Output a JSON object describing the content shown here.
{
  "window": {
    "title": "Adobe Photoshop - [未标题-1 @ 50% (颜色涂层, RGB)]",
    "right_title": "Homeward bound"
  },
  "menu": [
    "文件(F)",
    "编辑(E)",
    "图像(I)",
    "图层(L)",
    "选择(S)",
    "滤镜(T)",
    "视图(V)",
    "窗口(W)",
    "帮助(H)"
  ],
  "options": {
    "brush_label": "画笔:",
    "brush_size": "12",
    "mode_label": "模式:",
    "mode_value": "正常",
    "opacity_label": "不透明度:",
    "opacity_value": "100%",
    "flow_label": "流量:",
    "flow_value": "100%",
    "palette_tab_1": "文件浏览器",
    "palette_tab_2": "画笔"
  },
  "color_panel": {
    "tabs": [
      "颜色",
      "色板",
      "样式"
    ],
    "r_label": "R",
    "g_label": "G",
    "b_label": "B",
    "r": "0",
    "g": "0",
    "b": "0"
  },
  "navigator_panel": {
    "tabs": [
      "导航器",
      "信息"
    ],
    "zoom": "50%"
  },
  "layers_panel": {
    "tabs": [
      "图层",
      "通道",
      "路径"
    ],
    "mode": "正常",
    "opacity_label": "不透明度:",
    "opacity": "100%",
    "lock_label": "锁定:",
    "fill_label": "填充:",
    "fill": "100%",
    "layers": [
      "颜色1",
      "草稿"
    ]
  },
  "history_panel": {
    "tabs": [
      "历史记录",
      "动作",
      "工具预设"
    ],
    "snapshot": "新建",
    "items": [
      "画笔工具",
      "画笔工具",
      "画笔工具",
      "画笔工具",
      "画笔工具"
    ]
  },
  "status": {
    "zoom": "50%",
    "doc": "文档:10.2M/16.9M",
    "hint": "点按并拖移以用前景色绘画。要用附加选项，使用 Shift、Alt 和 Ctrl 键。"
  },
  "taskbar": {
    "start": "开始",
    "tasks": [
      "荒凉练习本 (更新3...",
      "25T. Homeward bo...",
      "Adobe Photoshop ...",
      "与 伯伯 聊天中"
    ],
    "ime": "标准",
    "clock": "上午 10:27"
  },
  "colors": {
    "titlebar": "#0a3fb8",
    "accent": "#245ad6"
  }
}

*Problem to work on*: Give the number of lines in the entries above that include the string "Homeward". No other output is expected.

*Written reply*: 2